Task input:
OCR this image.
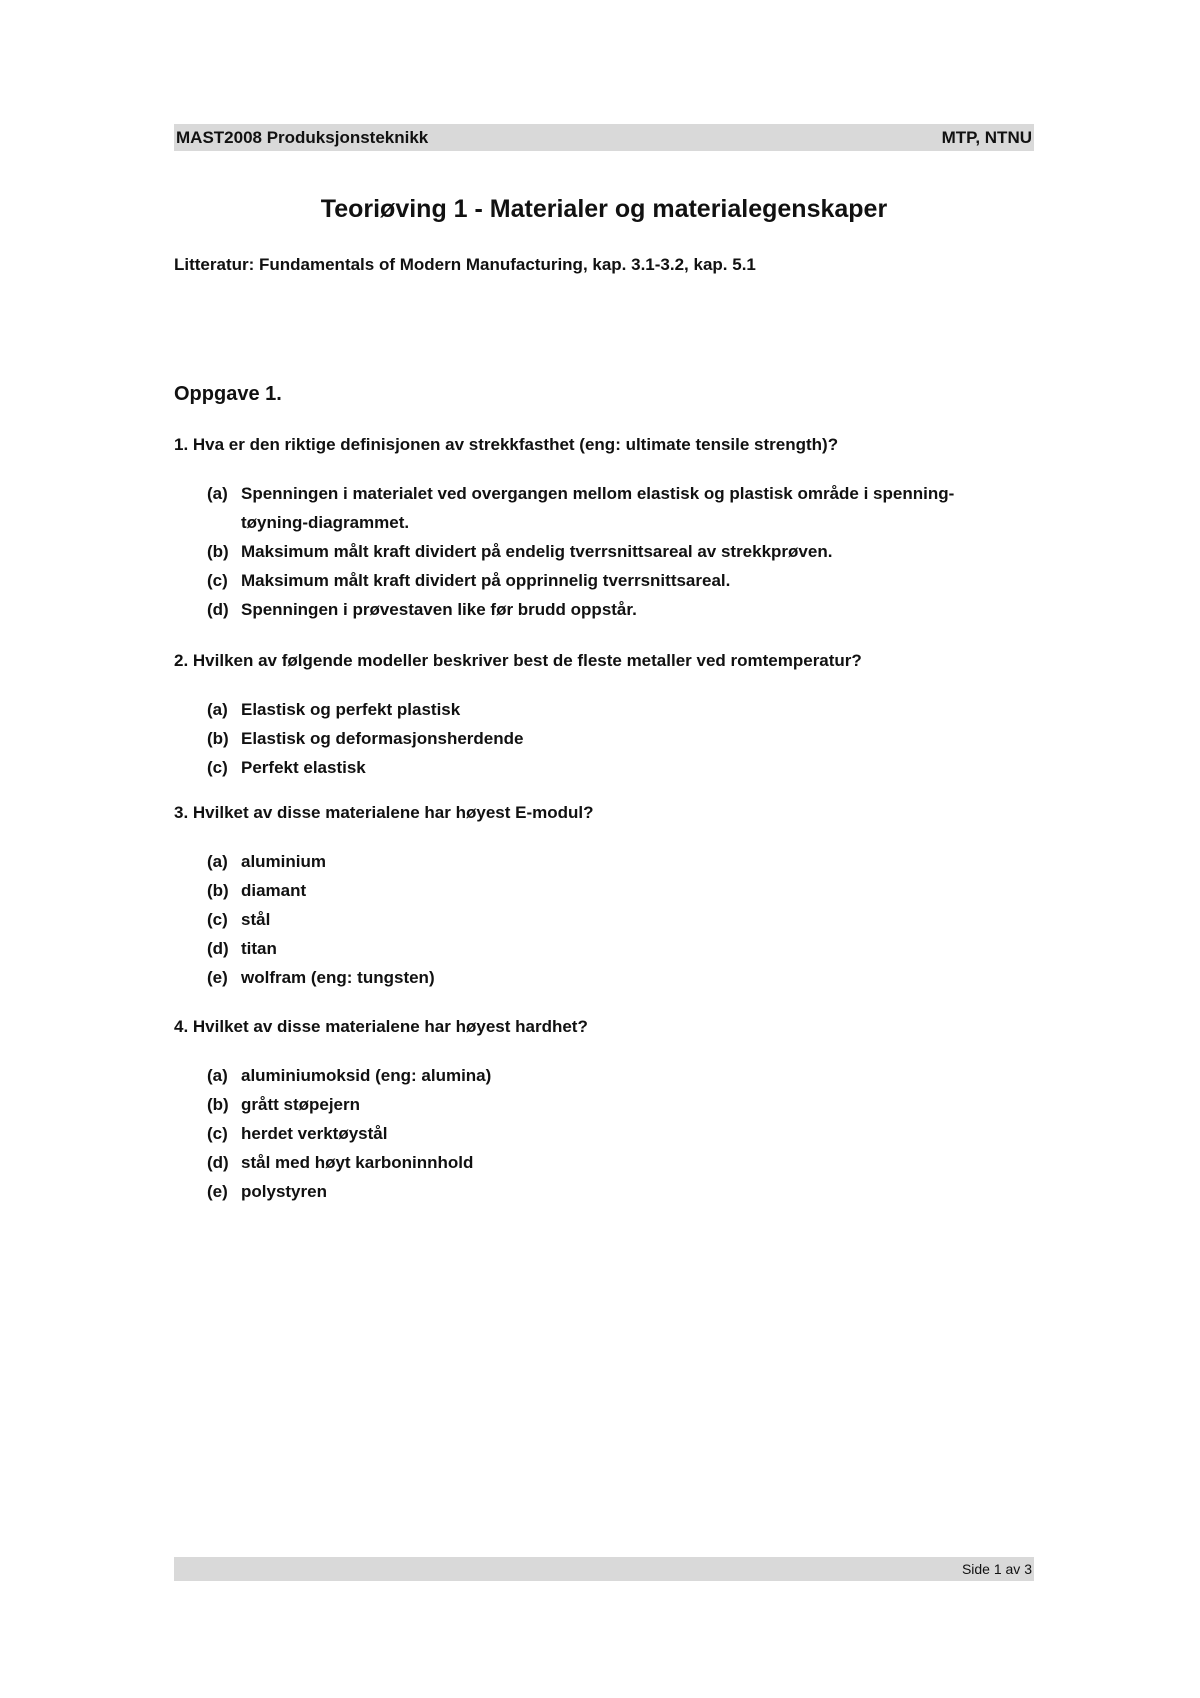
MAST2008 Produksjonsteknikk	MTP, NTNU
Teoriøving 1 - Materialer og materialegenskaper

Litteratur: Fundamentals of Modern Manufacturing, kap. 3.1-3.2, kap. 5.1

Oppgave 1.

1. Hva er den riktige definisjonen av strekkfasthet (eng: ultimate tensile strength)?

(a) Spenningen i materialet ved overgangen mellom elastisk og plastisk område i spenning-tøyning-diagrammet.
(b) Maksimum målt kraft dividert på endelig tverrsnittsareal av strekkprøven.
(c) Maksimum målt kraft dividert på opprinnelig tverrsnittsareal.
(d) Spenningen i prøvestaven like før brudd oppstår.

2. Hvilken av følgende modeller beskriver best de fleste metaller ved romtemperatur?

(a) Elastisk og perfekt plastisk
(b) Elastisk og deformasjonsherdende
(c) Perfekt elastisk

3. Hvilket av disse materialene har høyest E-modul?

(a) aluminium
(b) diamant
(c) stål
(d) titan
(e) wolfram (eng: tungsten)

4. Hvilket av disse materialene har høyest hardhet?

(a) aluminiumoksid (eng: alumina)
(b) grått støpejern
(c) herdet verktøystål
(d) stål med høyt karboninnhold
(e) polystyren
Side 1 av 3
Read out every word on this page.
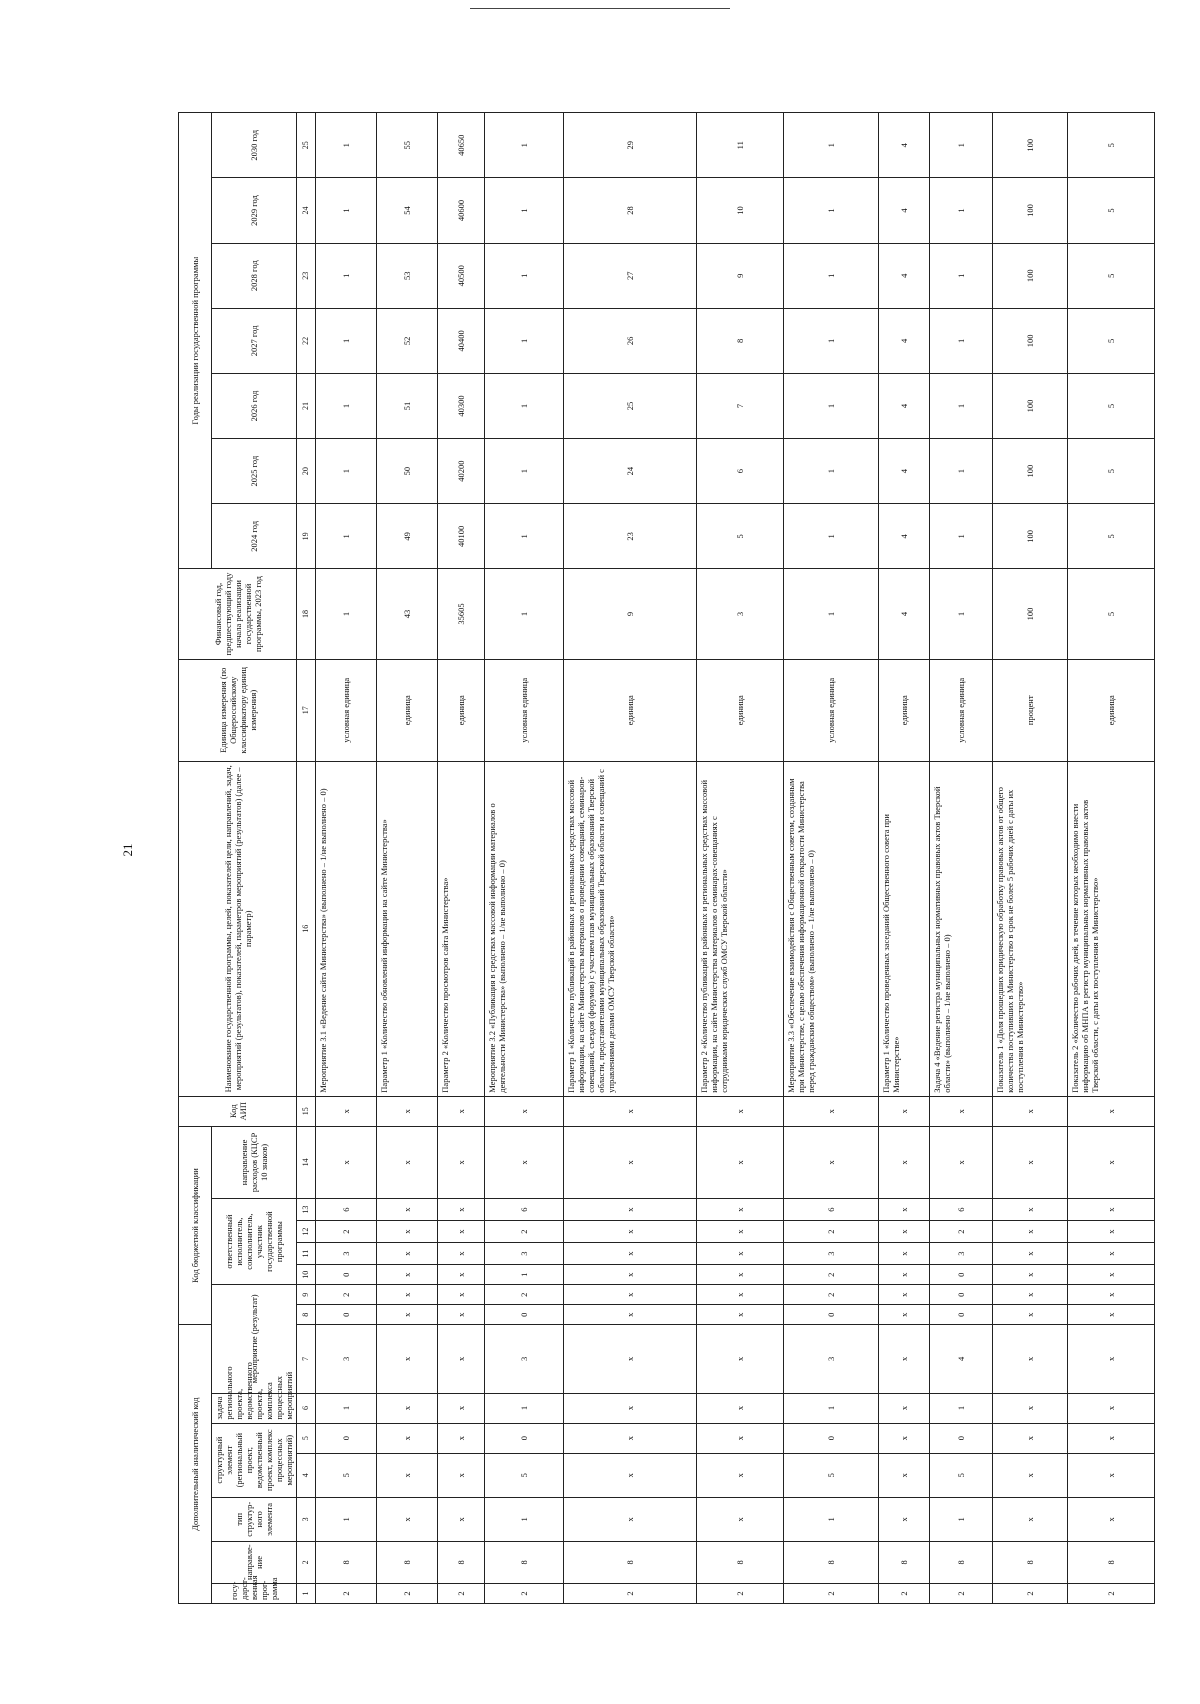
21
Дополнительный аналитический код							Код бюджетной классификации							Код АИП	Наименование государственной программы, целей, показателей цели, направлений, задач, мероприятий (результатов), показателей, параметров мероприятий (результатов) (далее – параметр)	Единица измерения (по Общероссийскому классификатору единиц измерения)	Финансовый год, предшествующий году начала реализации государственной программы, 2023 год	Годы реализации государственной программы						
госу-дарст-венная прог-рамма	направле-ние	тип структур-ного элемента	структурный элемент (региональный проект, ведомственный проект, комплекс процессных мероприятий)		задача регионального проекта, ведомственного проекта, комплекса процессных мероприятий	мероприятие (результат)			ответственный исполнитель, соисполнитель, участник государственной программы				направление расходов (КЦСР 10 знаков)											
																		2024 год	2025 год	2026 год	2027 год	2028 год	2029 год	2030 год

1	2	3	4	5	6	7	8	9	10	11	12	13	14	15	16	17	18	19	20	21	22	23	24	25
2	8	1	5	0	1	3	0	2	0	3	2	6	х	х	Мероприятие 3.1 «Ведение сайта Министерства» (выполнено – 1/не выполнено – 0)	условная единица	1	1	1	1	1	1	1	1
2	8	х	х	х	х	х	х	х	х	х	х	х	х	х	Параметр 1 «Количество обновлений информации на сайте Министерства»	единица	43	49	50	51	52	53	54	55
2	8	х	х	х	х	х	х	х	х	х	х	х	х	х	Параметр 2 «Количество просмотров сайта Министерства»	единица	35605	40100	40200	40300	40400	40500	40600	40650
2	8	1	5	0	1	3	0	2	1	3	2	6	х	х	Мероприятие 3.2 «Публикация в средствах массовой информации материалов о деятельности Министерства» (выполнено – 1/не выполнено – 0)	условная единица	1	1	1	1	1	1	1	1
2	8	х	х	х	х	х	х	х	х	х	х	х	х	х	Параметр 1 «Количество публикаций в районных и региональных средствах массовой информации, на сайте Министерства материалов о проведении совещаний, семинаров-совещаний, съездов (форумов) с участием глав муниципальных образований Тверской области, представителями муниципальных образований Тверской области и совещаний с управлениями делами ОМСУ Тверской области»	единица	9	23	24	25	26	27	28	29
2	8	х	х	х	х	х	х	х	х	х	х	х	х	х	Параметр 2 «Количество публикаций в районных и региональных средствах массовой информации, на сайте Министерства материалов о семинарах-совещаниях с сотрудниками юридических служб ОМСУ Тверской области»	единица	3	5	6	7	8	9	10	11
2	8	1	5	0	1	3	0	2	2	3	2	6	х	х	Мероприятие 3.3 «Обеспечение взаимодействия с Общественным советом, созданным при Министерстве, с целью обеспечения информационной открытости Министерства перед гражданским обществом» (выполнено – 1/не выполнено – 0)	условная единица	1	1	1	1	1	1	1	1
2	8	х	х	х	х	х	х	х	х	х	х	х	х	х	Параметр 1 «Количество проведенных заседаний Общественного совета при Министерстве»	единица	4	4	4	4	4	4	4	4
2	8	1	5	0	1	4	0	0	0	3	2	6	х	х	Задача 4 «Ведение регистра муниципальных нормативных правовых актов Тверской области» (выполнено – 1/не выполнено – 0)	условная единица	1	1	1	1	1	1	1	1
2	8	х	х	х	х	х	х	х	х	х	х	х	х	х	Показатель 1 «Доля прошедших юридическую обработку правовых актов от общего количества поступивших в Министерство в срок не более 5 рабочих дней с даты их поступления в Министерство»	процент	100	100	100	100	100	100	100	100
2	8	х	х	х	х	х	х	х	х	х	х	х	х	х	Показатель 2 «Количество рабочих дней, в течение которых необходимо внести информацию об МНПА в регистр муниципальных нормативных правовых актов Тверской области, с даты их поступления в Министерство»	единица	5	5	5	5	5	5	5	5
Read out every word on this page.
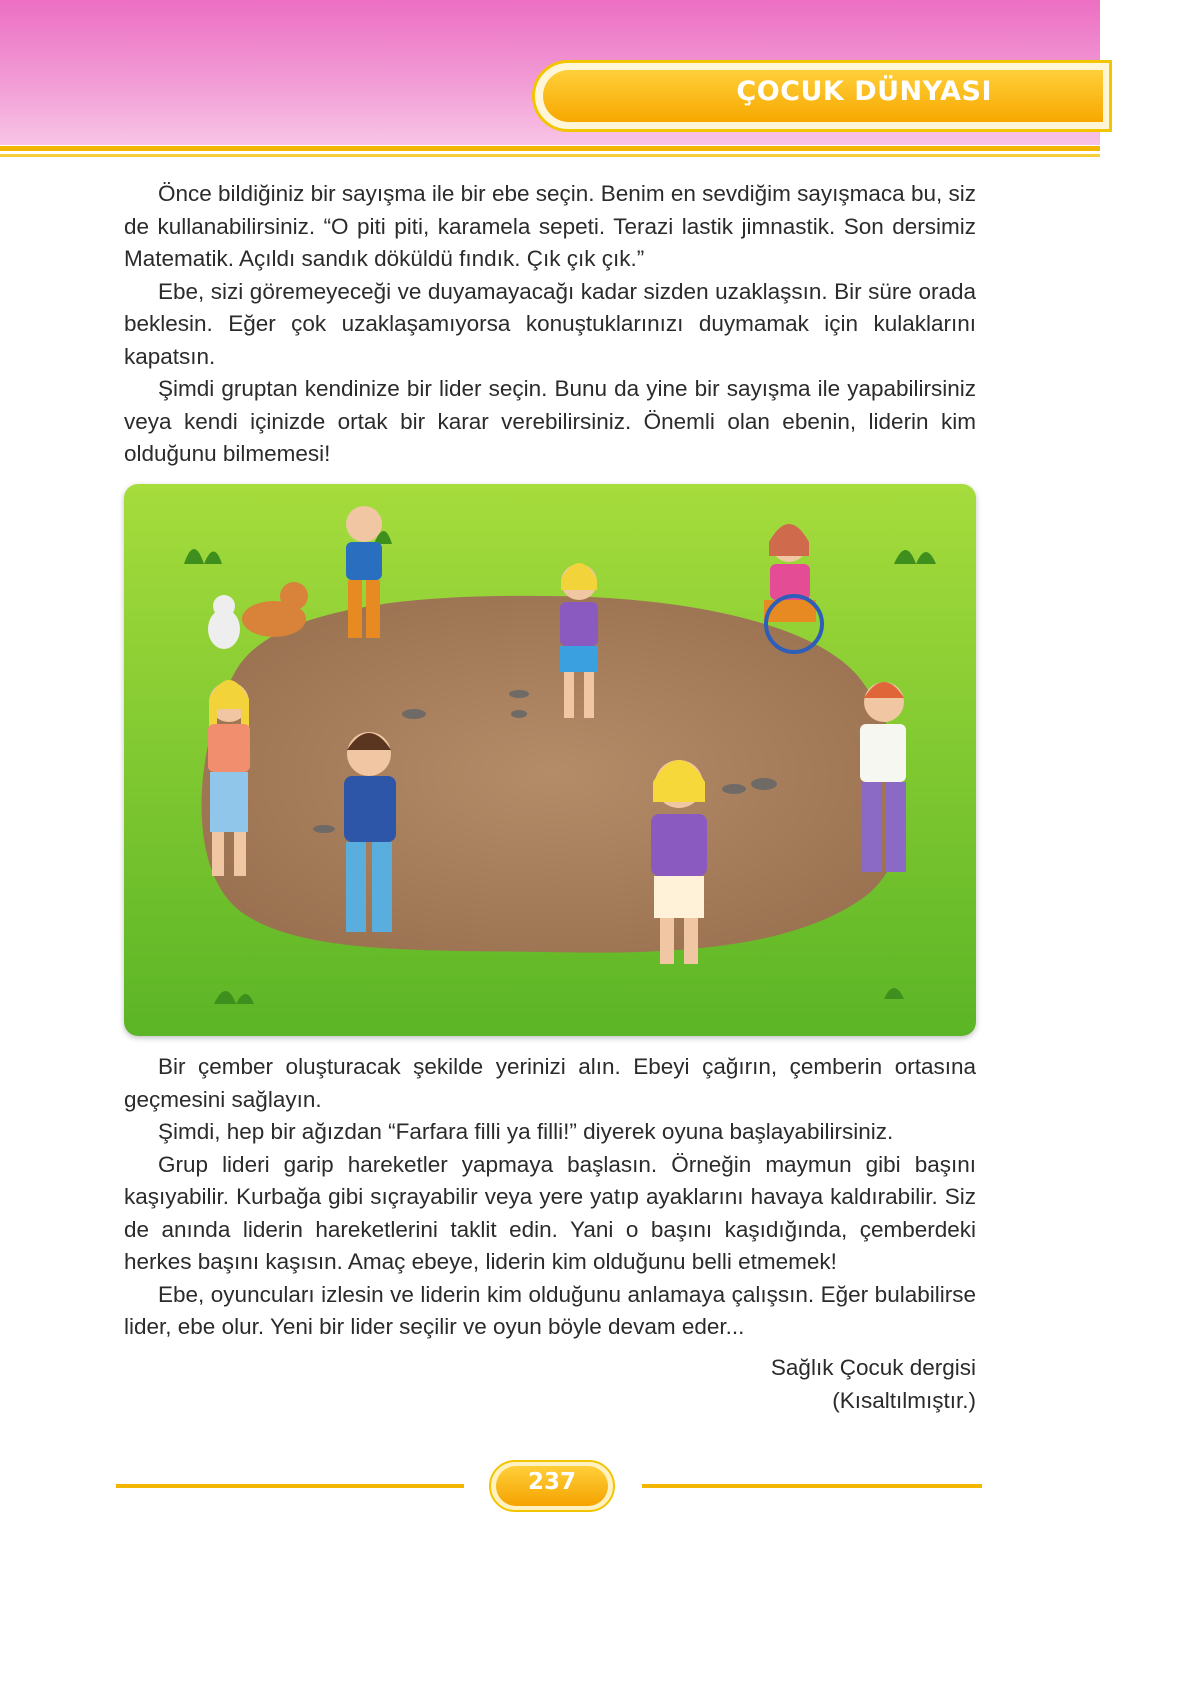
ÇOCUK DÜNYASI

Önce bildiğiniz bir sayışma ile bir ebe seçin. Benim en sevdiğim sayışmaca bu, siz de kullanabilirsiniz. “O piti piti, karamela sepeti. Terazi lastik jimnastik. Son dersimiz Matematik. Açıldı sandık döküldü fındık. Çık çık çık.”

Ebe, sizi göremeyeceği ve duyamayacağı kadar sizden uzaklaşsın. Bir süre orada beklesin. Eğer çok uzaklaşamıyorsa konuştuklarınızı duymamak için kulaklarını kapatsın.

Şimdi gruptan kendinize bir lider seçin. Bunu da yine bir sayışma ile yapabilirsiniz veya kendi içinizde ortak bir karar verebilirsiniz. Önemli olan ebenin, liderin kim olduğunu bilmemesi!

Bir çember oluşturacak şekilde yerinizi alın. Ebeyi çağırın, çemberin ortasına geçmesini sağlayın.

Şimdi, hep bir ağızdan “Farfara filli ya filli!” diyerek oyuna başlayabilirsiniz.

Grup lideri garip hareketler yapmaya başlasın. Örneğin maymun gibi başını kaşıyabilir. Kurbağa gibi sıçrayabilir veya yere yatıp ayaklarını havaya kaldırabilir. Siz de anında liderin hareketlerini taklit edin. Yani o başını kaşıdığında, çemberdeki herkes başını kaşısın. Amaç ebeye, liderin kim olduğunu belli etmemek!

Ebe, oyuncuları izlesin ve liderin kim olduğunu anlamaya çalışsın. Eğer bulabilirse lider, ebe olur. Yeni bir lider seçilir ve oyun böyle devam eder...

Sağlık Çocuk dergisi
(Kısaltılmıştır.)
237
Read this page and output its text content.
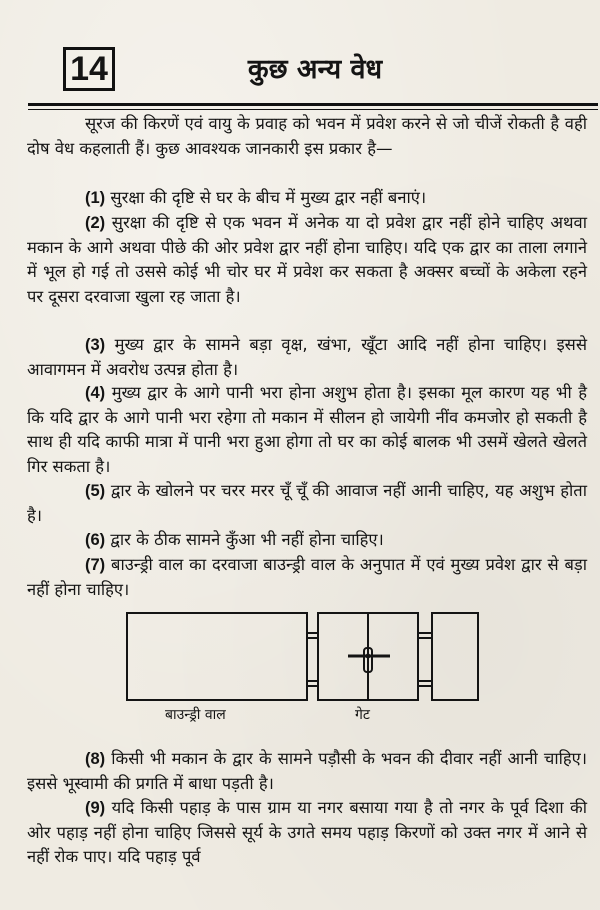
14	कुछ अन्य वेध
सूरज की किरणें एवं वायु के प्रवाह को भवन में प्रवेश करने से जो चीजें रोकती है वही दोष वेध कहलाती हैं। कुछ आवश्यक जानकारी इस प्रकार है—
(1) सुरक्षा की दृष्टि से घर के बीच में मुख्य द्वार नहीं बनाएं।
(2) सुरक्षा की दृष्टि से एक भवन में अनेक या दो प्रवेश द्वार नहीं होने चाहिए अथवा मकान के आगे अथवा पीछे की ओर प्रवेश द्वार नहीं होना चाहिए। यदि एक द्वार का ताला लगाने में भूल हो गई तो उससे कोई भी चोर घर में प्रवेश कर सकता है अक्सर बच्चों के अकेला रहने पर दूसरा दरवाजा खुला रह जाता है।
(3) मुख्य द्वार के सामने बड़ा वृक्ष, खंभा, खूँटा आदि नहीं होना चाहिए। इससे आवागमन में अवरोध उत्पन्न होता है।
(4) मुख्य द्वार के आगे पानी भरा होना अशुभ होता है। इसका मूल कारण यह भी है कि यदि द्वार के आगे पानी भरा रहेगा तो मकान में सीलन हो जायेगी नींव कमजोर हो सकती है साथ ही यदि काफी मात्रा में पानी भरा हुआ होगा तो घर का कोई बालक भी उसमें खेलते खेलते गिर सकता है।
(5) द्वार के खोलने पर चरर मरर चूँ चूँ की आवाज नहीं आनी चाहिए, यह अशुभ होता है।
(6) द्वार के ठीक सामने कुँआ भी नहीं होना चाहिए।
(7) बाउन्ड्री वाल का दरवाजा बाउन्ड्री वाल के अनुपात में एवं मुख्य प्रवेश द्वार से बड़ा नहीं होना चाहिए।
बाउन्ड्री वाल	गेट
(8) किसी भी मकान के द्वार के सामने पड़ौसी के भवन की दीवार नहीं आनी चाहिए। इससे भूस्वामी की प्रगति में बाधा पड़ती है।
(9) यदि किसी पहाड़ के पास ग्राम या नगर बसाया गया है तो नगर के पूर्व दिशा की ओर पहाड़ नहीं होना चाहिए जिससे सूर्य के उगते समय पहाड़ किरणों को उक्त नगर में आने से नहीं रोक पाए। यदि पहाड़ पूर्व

What is being asked: Using the records above, select and copy every line that has the word "seçin".

Result:
Önce bildiğiniz bir sayışma ile bir ebe seçin. Benim en sevdiğim sayışmaca bu, siz de kullanabilirsiniz. “O piti piti, karamela sepeti. Terazi lastik jimnastik. Son dersimiz Matematik. Açıldı sandık döküldü fındık. Çık çık çık.”
Şimdi gruptan kendinize bir lider seçin. Bunu da yine bir sayışma ile yapabilirsiniz veya kendi içinizde ortak bir karar verebilirsiniz. Önemli olan ebenin, liderin kim olduğunu bilmemesi!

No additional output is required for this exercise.